>> start RECORDS TO PROCESS
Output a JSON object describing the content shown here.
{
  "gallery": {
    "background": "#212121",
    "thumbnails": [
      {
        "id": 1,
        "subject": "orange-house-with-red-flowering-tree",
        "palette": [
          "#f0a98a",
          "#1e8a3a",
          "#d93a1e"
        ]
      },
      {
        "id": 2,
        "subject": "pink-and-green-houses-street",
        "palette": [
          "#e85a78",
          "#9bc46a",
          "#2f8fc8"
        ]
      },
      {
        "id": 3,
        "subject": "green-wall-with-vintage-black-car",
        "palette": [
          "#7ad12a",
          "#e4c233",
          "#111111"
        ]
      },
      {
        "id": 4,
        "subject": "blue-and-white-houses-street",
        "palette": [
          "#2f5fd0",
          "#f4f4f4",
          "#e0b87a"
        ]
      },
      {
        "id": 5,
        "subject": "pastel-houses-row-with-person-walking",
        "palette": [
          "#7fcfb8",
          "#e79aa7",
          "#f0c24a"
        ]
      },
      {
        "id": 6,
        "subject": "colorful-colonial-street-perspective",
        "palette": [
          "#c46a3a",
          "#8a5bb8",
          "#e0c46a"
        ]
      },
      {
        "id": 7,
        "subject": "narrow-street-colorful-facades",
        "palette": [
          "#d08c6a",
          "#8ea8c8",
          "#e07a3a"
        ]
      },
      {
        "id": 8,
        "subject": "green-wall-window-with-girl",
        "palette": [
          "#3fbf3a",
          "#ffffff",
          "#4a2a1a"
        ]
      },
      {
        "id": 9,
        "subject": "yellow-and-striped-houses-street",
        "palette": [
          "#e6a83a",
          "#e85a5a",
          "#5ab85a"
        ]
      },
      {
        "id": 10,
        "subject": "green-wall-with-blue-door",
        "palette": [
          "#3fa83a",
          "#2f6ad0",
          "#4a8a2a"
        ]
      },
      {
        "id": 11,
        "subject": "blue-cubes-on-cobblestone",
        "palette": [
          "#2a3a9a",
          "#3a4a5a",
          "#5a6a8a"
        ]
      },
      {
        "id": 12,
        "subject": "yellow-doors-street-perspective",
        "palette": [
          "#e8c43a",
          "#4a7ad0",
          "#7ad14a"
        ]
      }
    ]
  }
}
>> end RECORDS TO PROCESS
§ **WRITTEN REQUEST**: Search the data for the word "houses" and copy each line where it appears.

§ **TASK ANSWER**:
        "subject": "pink-and-green-houses-street",
        "subject": "blue-and-white-houses-street",
        "subject": "pastel-houses-row-with-person-walking",
        "subject": "yellow-and-striped-houses-street",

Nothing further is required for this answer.